STORED DATA -
───

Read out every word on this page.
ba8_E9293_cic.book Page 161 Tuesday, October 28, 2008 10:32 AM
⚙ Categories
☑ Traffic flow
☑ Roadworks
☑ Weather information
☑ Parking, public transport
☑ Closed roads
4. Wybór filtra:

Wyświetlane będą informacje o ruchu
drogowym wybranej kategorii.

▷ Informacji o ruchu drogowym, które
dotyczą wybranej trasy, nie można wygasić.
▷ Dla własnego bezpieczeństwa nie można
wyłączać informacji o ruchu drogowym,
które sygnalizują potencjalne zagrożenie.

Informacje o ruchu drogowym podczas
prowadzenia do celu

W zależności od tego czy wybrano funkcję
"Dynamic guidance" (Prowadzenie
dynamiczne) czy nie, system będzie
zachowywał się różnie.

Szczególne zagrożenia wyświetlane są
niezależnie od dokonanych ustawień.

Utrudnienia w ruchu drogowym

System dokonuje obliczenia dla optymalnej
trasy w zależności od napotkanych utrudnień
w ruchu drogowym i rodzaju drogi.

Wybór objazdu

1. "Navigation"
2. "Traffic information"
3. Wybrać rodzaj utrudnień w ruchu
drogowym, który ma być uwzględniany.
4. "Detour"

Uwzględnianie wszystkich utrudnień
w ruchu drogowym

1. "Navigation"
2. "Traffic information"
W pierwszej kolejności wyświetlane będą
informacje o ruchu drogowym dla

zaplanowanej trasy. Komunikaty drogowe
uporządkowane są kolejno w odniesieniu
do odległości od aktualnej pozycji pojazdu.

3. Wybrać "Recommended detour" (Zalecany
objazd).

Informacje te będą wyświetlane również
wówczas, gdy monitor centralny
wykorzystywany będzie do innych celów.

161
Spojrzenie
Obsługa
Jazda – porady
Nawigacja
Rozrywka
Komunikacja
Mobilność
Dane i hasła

───

THE PROBLEM - Transcribe each entry precisely, missing none.

SOLUTION -
Read out every word on this page.
ba8_E9293_cic.book Page 161 Tuesday, October 28, 2008 10:32 AM
⚙ Categories
☑ Traffic flow
☑ Roadworks
☑ Weather information
☑ Parking, public transport
☑ Closed roads
4. Wybór filtra:

Wyświetlane będą informacje o ruchu
drogowym wybranej kategorii.

▷ Informacji o ruchu drogowym, które
dotyczą wybranej trasy, nie można wygasić.
▷ Dla własnego bezpieczeństwa nie można
wyłączać informacji o ruchu drogowym,
które sygnalizują potencjalne zagrożenie.

Informacje o ruchu drogowym podczas
prowadzenia do celu

W zależności od tego czy wybrano funkcję
"Dynamic guidance" (Prowadzenie
dynamiczne) czy nie, system będzie
zachowywał się różnie.

Szczególne zagrożenia wyświetlane są
niezależnie od dokonanych ustawień.

Utrudnienia w ruchu drogowym

System dokonuje obliczenia dla optymalnej
trasy w zależności od napotkanych utrudnień
w ruchu drogowym i rodzaju drogi.

Wybór objazdu

1. "Navigation"
2. "Traffic information"
3. Wybrać rodzaj utrudnień w ruchu
drogowym, który ma być uwzględniany.
4. "Detour"

Uwzględnianie wszystkich utrudnień
w ruchu drogowym

1. "Navigation"
2. "Traffic information"
W pierwszej kolejności wyświetlane będą
informacje o ruchu drogowym dla

zaplanowanej trasy. Komunikaty drogowe
uporządkowane są kolejno w odniesieniu
do odległości od aktualnej pozycji pojazdu.

3. Wybrać "Recommended detour" (Zalecany
objazd).

Informacje te będą wyświetlane również
wówczas, gdy monitor centralny
wykorzystywany będzie do innych celów.

161
Spojrzenie
Obsługa
Jazda – porady
Nawigacja
Rozrywka
Komunikacja
Mobilność
Dane i hasła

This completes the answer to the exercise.